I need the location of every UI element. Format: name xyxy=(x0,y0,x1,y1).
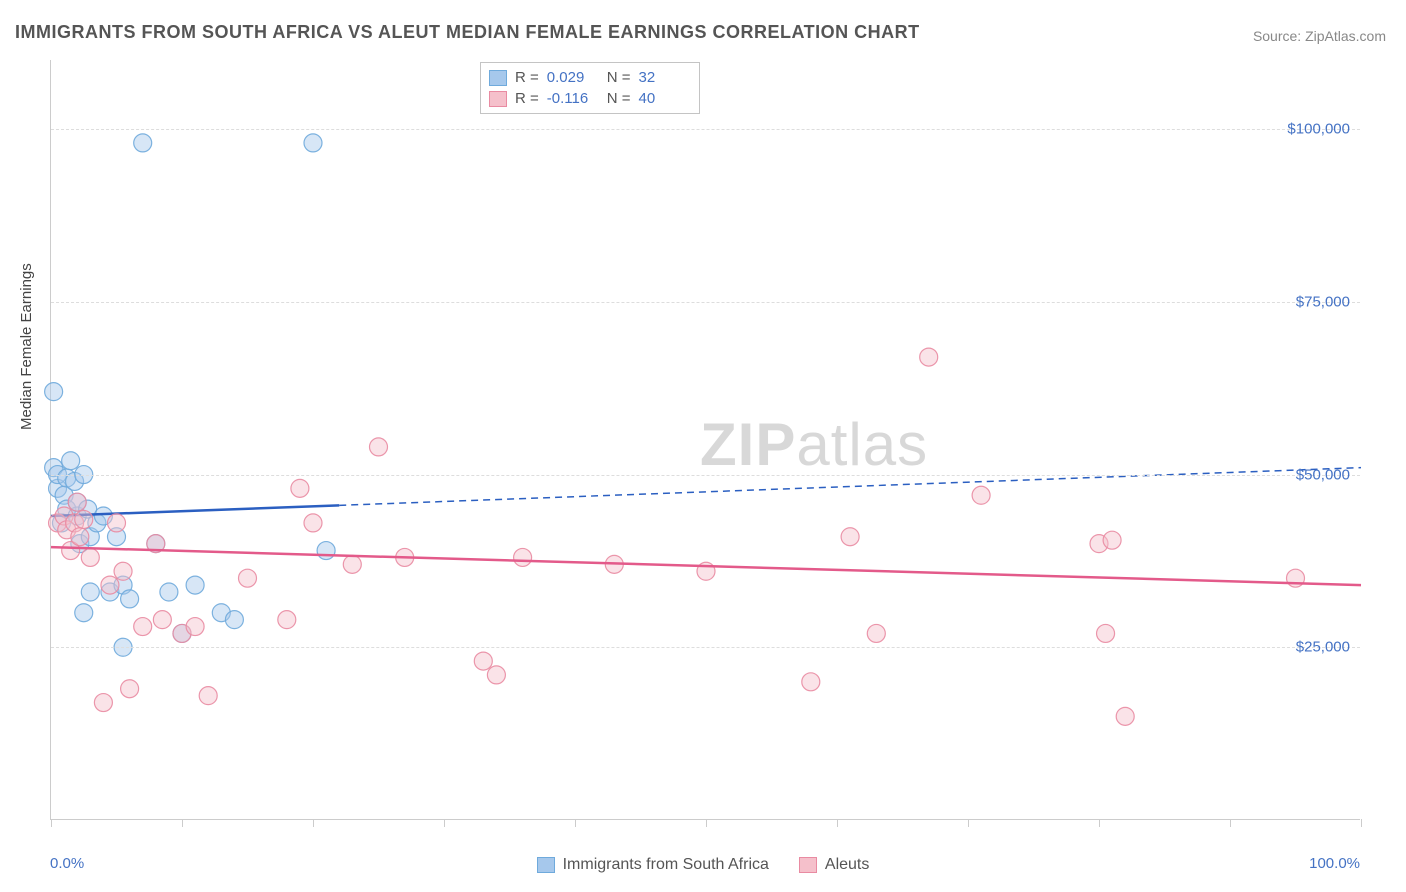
scatter-point xyxy=(81,548,99,566)
r-label: R = xyxy=(515,90,539,107)
gridline xyxy=(51,129,1360,130)
y-tick-label: $100,000 xyxy=(1287,121,1350,138)
scatter-point xyxy=(94,694,112,712)
x-tick xyxy=(444,819,445,827)
scatter-point xyxy=(802,673,820,691)
x-tick xyxy=(706,819,707,827)
scatter-point xyxy=(304,514,322,532)
n-value: 40 xyxy=(639,90,691,107)
scatter-point xyxy=(62,452,80,470)
scatter-point xyxy=(134,134,152,152)
legend-stats-row: R = -0.116 N = 40 xyxy=(489,88,691,109)
plot-area: $25,000 $50,000 $75,000 $100,000 xyxy=(50,60,1360,820)
scatter-point xyxy=(81,583,99,601)
y-tick-label: $75,000 xyxy=(1296,293,1350,310)
legend-swatch xyxy=(537,857,555,873)
gridline xyxy=(51,302,1360,303)
n-value: 32 xyxy=(639,69,691,86)
trend-line-dashed xyxy=(339,468,1361,506)
scatter-point xyxy=(304,134,322,152)
n-label: N = xyxy=(607,69,631,86)
legend-label: Immigrants from South Africa xyxy=(563,856,769,874)
scatter-point xyxy=(186,576,204,594)
legend-item: Immigrants from South Africa xyxy=(537,856,769,874)
gridline xyxy=(51,475,1360,476)
source-label: Source: ZipAtlas.com xyxy=(1253,28,1386,44)
scatter-point xyxy=(867,624,885,642)
scatter-point xyxy=(514,548,532,566)
scatter-point xyxy=(121,590,139,608)
x-tick-label-max: 100.0% xyxy=(1309,855,1360,872)
x-tick xyxy=(837,819,838,827)
legend-swatch xyxy=(489,70,507,86)
scatter-point xyxy=(920,348,938,366)
legend-swatch xyxy=(799,857,817,873)
scatter-point xyxy=(291,479,309,497)
x-tick xyxy=(1230,819,1231,827)
y-tick-label: $25,000 xyxy=(1296,639,1350,656)
r-label: R = xyxy=(515,69,539,86)
scatter-point xyxy=(343,555,361,573)
chart-container: IMMIGRANTS FROM SOUTH AFRICA VS ALEUT ME… xyxy=(0,0,1406,892)
x-tick xyxy=(1361,819,1362,827)
x-tick xyxy=(313,819,314,827)
legend-bottom: Immigrants from South Africa Aleuts xyxy=(0,856,1406,874)
x-tick xyxy=(968,819,969,827)
scatter-point xyxy=(101,576,119,594)
r-value: -0.116 xyxy=(547,90,599,107)
scatter-point xyxy=(278,611,296,629)
scatter-point xyxy=(225,611,243,629)
scatter-point xyxy=(186,618,204,636)
gridline xyxy=(51,647,1360,648)
legend-label: Aleuts xyxy=(825,856,869,874)
n-label: N = xyxy=(607,90,631,107)
legend-stats-box: R = 0.029 N = 32 R = -0.116 N = 40 xyxy=(480,62,700,114)
x-tick xyxy=(1099,819,1100,827)
scatter-point xyxy=(121,680,139,698)
legend-swatch xyxy=(489,91,507,107)
scatter-point xyxy=(134,618,152,636)
scatter-point xyxy=(841,528,859,546)
plot-svg xyxy=(51,60,1360,819)
x-tick xyxy=(182,819,183,827)
scatter-point xyxy=(114,562,132,580)
chart-title: IMMIGRANTS FROM SOUTH AFRICA VS ALEUT ME… xyxy=(15,22,920,43)
scatter-point xyxy=(75,604,93,622)
scatter-point xyxy=(1103,531,1121,549)
scatter-point xyxy=(75,510,93,528)
legend-item: Aleuts xyxy=(799,856,869,874)
scatter-point xyxy=(239,569,257,587)
scatter-point xyxy=(474,652,492,670)
scatter-point xyxy=(1097,624,1115,642)
scatter-point xyxy=(153,611,171,629)
scatter-point xyxy=(317,542,335,560)
scatter-point xyxy=(972,486,990,504)
scatter-point xyxy=(71,528,89,546)
y-axis-label: Median Female Earnings xyxy=(18,263,35,430)
scatter-point xyxy=(160,583,178,601)
x-tick-label-min: 0.0% xyxy=(50,855,84,872)
r-value: 0.029 xyxy=(547,69,599,86)
scatter-point xyxy=(45,383,63,401)
scatter-point xyxy=(108,514,126,532)
y-tick-label: $50,000 xyxy=(1296,466,1350,483)
scatter-point xyxy=(1116,707,1134,725)
scatter-point xyxy=(370,438,388,456)
scatter-point xyxy=(199,687,217,705)
x-tick xyxy=(51,819,52,827)
scatter-point xyxy=(68,493,86,511)
legend-stats-row: R = 0.029 N = 32 xyxy=(489,67,691,88)
scatter-point xyxy=(487,666,505,684)
x-tick xyxy=(575,819,576,827)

------------------------------------

**Task directions:**
Copy the material above line for line, without any changes, and leave out the pictures.

**Task result:**
I need the location of every UI element. Format: name xyxy=(x0,y0,x1,y1).
scatter-point xyxy=(81,548,99,566)
r-label: R = xyxy=(515,90,539,107)
gridline xyxy=(51,129,1360,130)
y-tick-label: $100,000 xyxy=(1287,121,1350,138)
scatter-point xyxy=(94,694,112,712)
x-tick xyxy=(444,819,445,827)
scatter-point xyxy=(802,673,820,691)
x-tick xyxy=(706,819,707,827)
scatter-point xyxy=(304,514,322,532)
n-value: 40 xyxy=(639,90,691,107)
scatter-point xyxy=(62,452,80,470)
scatter-point xyxy=(134,134,152,152)
legend-stats-row: R = -0.116 N = 40 xyxy=(489,88,691,109)
plot-area: $25,000 $50,000 $75,000 $100,000 xyxy=(50,60,1360,820)
scatter-point xyxy=(81,583,99,601)
y-tick-label: $75,000 xyxy=(1296,293,1350,310)
legend-swatch xyxy=(537,857,555,873)
gridline xyxy=(51,302,1360,303)
n-value: 32 xyxy=(639,69,691,86)
trend-line-dashed xyxy=(339,468,1361,506)
scatter-point xyxy=(304,134,322,152)
n-label: N = xyxy=(607,69,631,86)
legend-label: Immigrants from South Africa xyxy=(563,856,769,874)
scatter-point xyxy=(186,576,204,594)
legend-item: Immigrants from South Africa xyxy=(537,856,769,874)
gridline xyxy=(51,475,1360,476)
source-label: Source: ZipAtlas.com xyxy=(1253,28,1386,44)
scatter-point xyxy=(867,624,885,642)
scatter-point xyxy=(514,548,532,566)
scatter-point xyxy=(121,590,139,608)
x-tick-label-max: 100.0% xyxy=(1309,855,1360,872)
x-tick xyxy=(837,819,838,827)
legend-swatch xyxy=(489,70,507,86)
scatter-point xyxy=(920,348,938,366)
legend-swatch xyxy=(799,857,817,873)
scatter-point xyxy=(291,479,309,497)
x-tick xyxy=(1230,819,1231,827)
y-tick-label: $25,000 xyxy=(1296,639,1350,656)
r-label: R = xyxy=(515,69,539,86)
scatter-point xyxy=(343,555,361,573)
chart-container: IMMIGRANTS FROM SOUTH AFRICA VS ALEUT ME… xyxy=(0,0,1406,892)
x-tick xyxy=(1361,819,1362,827)
x-tick xyxy=(313,819,314,827)
legend-bottom: Immigrants from South Africa Aleuts xyxy=(0,856,1406,874)
x-tick xyxy=(968,819,969,827)
scatter-point xyxy=(101,576,119,594)
r-value: -0.116 xyxy=(547,90,599,107)
scatter-point xyxy=(278,611,296,629)
scatter-point xyxy=(225,611,243,629)
scatter-point xyxy=(186,618,204,636)
gridline xyxy=(51,647,1360,648)
legend-label: Aleuts xyxy=(825,856,869,874)
n-label: N = xyxy=(607,90,631,107)
legend-stats-box: R = 0.029 N = 32 R = -0.116 N = 40 xyxy=(480,62,700,114)
x-tick xyxy=(1099,819,1100,827)
scatter-point xyxy=(121,680,139,698)
legend-swatch xyxy=(489,91,507,107)
scatter-point xyxy=(134,618,152,636)
scatter-point xyxy=(841,528,859,546)
plot-svg xyxy=(51,60,1360,819)
x-tick xyxy=(182,819,183,827)
scatter-point xyxy=(114,562,132,580)
chart-title: IMMIGRANTS FROM SOUTH AFRICA VS ALEUT ME… xyxy=(15,22,920,43)
scatter-point xyxy=(75,604,93,622)
scatter-point xyxy=(1103,531,1121,549)
scatter-point xyxy=(75,510,93,528)
legend-item: Aleuts xyxy=(799,856,869,874)
scatter-point xyxy=(239,569,257,587)
scatter-point xyxy=(474,652,492,670)
scatter-point xyxy=(1097,624,1115,642)
scatter-point xyxy=(153,611,171,629)
scatter-point xyxy=(317,542,335,560)
scatter-point xyxy=(972,486,990,504)
scatter-point xyxy=(71,528,89,546)
y-axis-label: Median Female Earnings xyxy=(18,263,35,430)
scatter-point xyxy=(160,583,178,601)
x-tick-label-min: 0.0% xyxy=(50,855,84,872)
r-value: 0.029 xyxy=(547,69,599,86)
scatter-point xyxy=(45,383,63,401)
scatter-point xyxy=(108,514,126,532)
y-tick-label: $50,000 xyxy=(1296,466,1350,483)
scatter-point xyxy=(1116,707,1134,725)
scatter-point xyxy=(370,438,388,456)
scatter-point xyxy=(199,687,217,705)
x-tick xyxy=(51,819,52,827)
scatter-point xyxy=(68,493,86,511)
legend-stats-row: R = 0.029 N = 32 xyxy=(489,67,691,88)
scatter-point xyxy=(487,666,505,684)
x-tick xyxy=(575,819,576,827)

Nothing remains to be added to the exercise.